■ Dataset rows about figures ■
- - - -

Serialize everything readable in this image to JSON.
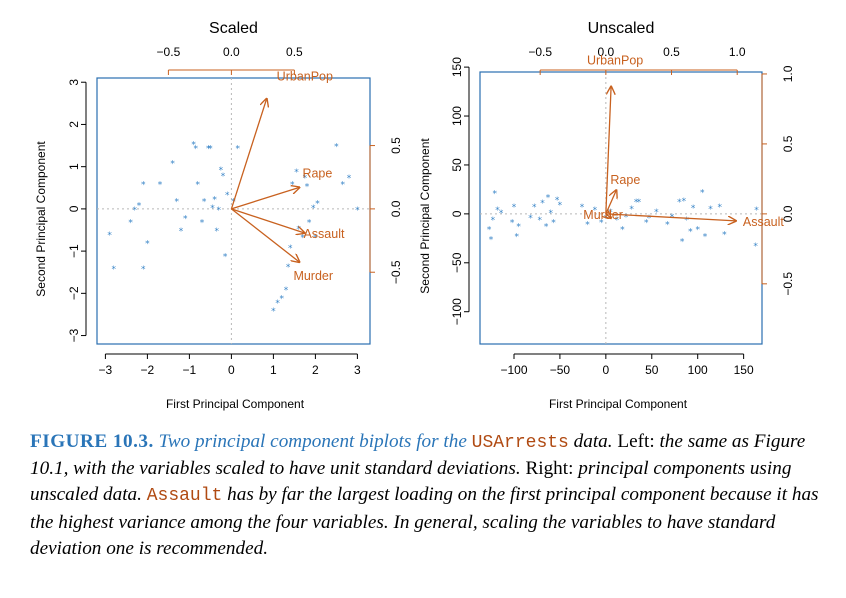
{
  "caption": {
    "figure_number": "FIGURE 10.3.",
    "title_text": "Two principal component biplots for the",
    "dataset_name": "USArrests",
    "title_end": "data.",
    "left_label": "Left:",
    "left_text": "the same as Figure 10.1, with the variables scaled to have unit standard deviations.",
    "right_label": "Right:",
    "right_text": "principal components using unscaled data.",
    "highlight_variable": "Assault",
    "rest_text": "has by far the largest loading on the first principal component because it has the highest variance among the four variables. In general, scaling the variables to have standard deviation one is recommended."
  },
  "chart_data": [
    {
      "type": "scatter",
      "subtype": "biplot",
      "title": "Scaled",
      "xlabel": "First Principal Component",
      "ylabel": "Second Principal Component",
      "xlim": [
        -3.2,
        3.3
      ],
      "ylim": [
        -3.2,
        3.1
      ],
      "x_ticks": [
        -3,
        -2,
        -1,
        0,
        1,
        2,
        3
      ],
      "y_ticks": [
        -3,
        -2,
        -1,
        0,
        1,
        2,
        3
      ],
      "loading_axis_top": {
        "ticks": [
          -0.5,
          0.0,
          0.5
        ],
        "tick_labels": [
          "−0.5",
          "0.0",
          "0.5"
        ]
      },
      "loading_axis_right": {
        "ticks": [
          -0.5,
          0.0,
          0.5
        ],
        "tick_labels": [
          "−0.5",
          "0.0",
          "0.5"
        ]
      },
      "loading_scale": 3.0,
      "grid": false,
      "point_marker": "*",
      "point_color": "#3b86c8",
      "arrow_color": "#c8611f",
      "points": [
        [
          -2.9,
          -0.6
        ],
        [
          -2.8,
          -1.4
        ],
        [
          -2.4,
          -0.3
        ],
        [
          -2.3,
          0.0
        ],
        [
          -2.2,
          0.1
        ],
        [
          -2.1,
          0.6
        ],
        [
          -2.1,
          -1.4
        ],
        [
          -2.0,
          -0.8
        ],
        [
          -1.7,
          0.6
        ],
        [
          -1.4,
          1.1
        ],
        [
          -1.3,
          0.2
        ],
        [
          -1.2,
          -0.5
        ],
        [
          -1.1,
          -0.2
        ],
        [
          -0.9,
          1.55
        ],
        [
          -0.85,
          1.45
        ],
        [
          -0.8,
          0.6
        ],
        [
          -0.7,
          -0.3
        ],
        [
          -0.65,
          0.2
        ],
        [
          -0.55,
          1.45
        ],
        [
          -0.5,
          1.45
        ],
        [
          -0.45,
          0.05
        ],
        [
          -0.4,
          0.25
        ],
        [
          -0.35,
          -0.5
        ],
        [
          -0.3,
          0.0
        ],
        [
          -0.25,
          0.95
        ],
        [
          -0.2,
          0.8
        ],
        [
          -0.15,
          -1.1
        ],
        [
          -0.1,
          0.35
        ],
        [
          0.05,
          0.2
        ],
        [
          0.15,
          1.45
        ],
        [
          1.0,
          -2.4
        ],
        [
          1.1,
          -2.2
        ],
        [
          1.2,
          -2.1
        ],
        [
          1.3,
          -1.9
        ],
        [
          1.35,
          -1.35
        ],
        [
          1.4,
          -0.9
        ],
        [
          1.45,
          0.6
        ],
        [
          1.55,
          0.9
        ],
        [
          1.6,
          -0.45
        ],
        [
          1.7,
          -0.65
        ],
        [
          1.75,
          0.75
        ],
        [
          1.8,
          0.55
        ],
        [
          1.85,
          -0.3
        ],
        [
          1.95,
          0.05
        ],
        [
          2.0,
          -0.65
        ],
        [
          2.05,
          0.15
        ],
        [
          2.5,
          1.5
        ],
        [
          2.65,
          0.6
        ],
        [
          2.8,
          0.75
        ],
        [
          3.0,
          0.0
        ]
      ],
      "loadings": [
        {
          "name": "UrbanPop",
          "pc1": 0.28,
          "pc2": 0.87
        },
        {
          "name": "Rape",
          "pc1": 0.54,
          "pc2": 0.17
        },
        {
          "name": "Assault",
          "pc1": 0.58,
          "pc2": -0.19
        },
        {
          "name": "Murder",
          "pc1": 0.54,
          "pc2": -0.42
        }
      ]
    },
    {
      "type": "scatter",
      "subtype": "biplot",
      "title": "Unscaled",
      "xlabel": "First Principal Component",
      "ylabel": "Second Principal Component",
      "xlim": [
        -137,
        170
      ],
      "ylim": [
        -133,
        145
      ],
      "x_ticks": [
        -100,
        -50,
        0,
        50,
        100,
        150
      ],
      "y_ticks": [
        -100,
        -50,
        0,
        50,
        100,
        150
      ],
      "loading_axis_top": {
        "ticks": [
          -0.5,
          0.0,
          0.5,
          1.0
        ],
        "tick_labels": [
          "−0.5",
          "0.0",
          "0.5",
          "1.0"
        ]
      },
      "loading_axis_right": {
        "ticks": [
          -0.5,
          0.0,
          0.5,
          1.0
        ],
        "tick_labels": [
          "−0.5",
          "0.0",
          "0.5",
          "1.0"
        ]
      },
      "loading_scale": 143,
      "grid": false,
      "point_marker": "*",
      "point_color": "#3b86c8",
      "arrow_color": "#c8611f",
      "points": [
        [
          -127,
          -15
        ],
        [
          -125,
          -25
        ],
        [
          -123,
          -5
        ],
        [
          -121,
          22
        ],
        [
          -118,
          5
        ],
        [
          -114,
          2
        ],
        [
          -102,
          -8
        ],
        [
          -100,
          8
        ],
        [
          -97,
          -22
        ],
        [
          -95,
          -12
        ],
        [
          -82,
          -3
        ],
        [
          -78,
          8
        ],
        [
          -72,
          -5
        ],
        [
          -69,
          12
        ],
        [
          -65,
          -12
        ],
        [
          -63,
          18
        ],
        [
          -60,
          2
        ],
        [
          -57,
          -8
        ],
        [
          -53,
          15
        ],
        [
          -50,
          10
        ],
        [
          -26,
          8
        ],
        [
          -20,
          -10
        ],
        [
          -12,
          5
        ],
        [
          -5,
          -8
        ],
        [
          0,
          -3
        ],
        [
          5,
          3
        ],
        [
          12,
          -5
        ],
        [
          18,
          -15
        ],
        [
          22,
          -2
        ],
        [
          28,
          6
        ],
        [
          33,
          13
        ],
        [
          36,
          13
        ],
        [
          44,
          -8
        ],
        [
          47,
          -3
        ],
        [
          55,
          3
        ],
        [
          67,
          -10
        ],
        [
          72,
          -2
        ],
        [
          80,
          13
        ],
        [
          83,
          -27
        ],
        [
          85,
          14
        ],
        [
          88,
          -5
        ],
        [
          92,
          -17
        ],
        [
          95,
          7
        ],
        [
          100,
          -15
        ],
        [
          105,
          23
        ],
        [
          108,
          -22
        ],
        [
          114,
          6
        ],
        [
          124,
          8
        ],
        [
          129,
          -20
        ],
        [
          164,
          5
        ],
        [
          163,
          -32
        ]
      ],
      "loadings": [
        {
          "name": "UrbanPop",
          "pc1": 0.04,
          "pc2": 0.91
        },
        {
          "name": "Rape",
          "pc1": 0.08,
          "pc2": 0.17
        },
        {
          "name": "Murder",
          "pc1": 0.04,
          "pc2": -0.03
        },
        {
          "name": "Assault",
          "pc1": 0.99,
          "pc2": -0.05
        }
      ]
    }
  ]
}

- - - -

■ Objective ■
Quote everything in the listing above exactly; pictures are the only thing to omit.

■ Answer to this task ■
Serialize everything readable in this image to JSON.
{
  "caption": {
    "figure_number": "FIGURE 10.3.",
    "title_text": "Two principal component biplots for the",
    "dataset_name": "USArrests",
    "title_end": "data.",
    "left_label": "Left:",
    "left_text": "the same as Figure 10.1, with the variables scaled to have unit standard deviations.",
    "right_label": "Right:",
    "right_text": "principal components using unscaled data.",
    "highlight_variable": "Assault",
    "rest_text": "has by far the largest loading on the first principal component because it has the highest variance among the four variables. In general, scaling the variables to have standard deviation one is recommended."
  },
  "chart_data": [
    {
      "type": "scatter",
      "subtype": "biplot",
      "title": "Scaled",
      "xlabel": "First Principal Component",
      "ylabel": "Second Principal Component",
      "xlim": [
        -3.2,
        3.3
      ],
      "ylim": [
        -3.2,
        3.1
      ],
      "x_ticks": [
        -3,
        -2,
        -1,
        0,
        1,
        2,
        3
      ],
      "y_ticks": [
        -3,
        -2,
        -1,
        0,
        1,
        2,
        3
      ],
      "loading_axis_top": {
        "ticks": [
          -0.5,
          0.0,
          0.5
        ],
        "tick_labels": [
          "−0.5",
          "0.0",
          "0.5"
        ]
      },
      "loading_axis_right": {
        "ticks": [
          -0.5,
          0.0,
          0.5
        ],
        "tick_labels": [
          "−0.5",
          "0.0",
          "0.5"
        ]
      },
      "loading_scale": 3.0,
      "grid": false,
      "point_marker": "*",
      "point_color": "#3b86c8",
      "arrow_color": "#c8611f",
      "points": [
        [
          -2.9,
          -0.6
        ],
        [
          -2.8,
          -1.4
        ],
        [
          -2.4,
          -0.3
        ],
        [
          -2.3,
          0.0
        ],
        [
          -2.2,
          0.1
        ],
        [
          -2.1,
          0.6
        ],
        [
          -2.1,
          -1.4
        ],
        [
          -2.0,
          -0.8
        ],
        [
          -1.7,
          0.6
        ],
        [
          -1.4,
          1.1
        ],
        [
          -1.3,
          0.2
        ],
        [
          -1.2,
          -0.5
        ],
        [
          -1.1,
          -0.2
        ],
        [
          -0.9,
          1.55
        ],
        [
          -0.85,
          1.45
        ],
        [
          -0.8,
          0.6
        ],
        [
          -0.7,
          -0.3
        ],
        [
          -0.65,
          0.2
        ],
        [
          -0.55,
          1.45
        ],
        [
          -0.5,
          1.45
        ],
        [
          -0.45,
          0.05
        ],
        [
          -0.4,
          0.25
        ],
        [
          -0.35,
          -0.5
        ],
        [
          -0.3,
          0.0
        ],
        [
          -0.25,
          0.95
        ],
        [
          -0.2,
          0.8
        ],
        [
          -0.15,
          -1.1
        ],
        [
          -0.1,
          0.35
        ],
        [
          0.05,
          0.2
        ],
        [
          0.15,
          1.45
        ],
        [
          1.0,
          -2.4
        ],
        [
          1.1,
          -2.2
        ],
        [
          1.2,
          -2.1
        ],
        [
          1.3,
          -1.9
        ],
        [
          1.35,
          -1.35
        ],
        [
          1.4,
          -0.9
        ],
        [
          1.45,
          0.6
        ],
        [
          1.55,
          0.9
        ],
        [
          1.6,
          -0.45
        ],
        [
          1.7,
          -0.65
        ],
        [
          1.75,
          0.75
        ],
        [
          1.8,
          0.55
        ],
        [
          1.85,
          -0.3
        ],
        [
          1.95,
          0.05
        ],
        [
          2.0,
          -0.65
        ],
        [
          2.05,
          0.15
        ],
        [
          2.5,
          1.5
        ],
        [
          2.65,
          0.6
        ],
        [
          2.8,
          0.75
        ],
        [
          3.0,
          0.0
        ]
      ],
      "loadings": [
        {
          "name": "UrbanPop",
          "pc1": 0.28,
          "pc2": 0.87
        },
        {
          "name": "Rape",
          "pc1": 0.54,
          "pc2": 0.17
        },
        {
          "name": "Assault",
          "pc1": 0.58,
          "pc2": -0.19
        },
        {
          "name": "Murder",
          "pc1": 0.54,
          "pc2": -0.42
        }
      ]
    },
    {
      "type": "scatter",
      "subtype": "biplot",
      "title": "Unscaled",
      "xlabel": "First Principal Component",
      "ylabel": "Second Principal Component",
      "xlim": [
        -137,
        170
      ],
      "ylim": [
        -133,
        145
      ],
      "x_ticks": [
        -100,
        -50,
        0,
        50,
        100,
        150
      ],
      "y_ticks": [
        -100,
        -50,
        0,
        50,
        100,
        150
      ],
      "loading_axis_top": {
        "ticks": [
          -0.5,
          0.0,
          0.5,
          1.0
        ],
        "tick_labels": [
          "−0.5",
          "0.0",
          "0.5",
          "1.0"
        ]
      },
      "loading_axis_right": {
        "ticks": [
          -0.5,
          0.0,
          0.5,
          1.0
        ],
        "tick_labels": [
          "−0.5",
          "0.0",
          "0.5",
          "1.0"
        ]
      },
      "loading_scale": 143,
      "grid": false,
      "point_marker": "*",
      "point_color": "#3b86c8",
      "arrow_color": "#c8611f",
      "points": [
        [
          -127,
          -15
        ],
        [
          -125,
          -25
        ],
        [
          -123,
          -5
        ],
        [
          -121,
          22
        ],
        [
          -118,
          5
        ],
        [
          -114,
          2
        ],
        [
          -102,
          -8
        ],
        [
          -100,
          8
        ],
        [
          -97,
          -22
        ],
        [
          -95,
          -12
        ],
        [
          -82,
          -3
        ],
        [
          -78,
          8
        ],
        [
          -72,
          -5
        ],
        [
          -69,
          12
        ],
        [
          -65,
          -12
        ],
        [
          -63,
          18
        ],
        [
          -60,
          2
        ],
        [
          -57,
          -8
        ],
        [
          -53,
          15
        ],
        [
          -50,
          10
        ],
        [
          -26,
          8
        ],
        [
          -20,
          -10
        ],
        [
          -12,
          5
        ],
        [
          -5,
          -8
        ],
        [
          0,
          -3
        ],
        [
          5,
          3
        ],
        [
          12,
          -5
        ],
        [
          18,
          -15
        ],
        [
          22,
          -2
        ],
        [
          28,
          6
        ],
        [
          33,
          13
        ],
        [
          36,
          13
        ],
        [
          44,
          -8
        ],
        [
          47,
          -3
        ],
        [
          55,
          3
        ],
        [
          67,
          -10
        ],
        [
          72,
          -2
        ],
        [
          80,
          13
        ],
        [
          83,
          -27
        ],
        [
          85,
          14
        ],
        [
          88,
          -5
        ],
        [
          92,
          -17
        ],
        [
          95,
          7
        ],
        [
          100,
          -15
        ],
        [
          105,
          23
        ],
        [
          108,
          -22
        ],
        [
          114,
          6
        ],
        [
          124,
          8
        ],
        [
          129,
          -20
        ],
        [
          164,
          5
        ],
        [
          163,
          -32
        ]
      ],
      "loadings": [
        {
          "name": "UrbanPop",
          "pc1": 0.04,
          "pc2": 0.91
        },
        {
          "name": "Rape",
          "pc1": 0.08,
          "pc2": 0.17
        },
        {
          "name": "Murder",
          "pc1": 0.04,
          "pc2": -0.03
        },
        {
          "name": "Assault",
          "pc1": 0.99,
          "pc2": -0.05
        }
      ]
    }
  ]
}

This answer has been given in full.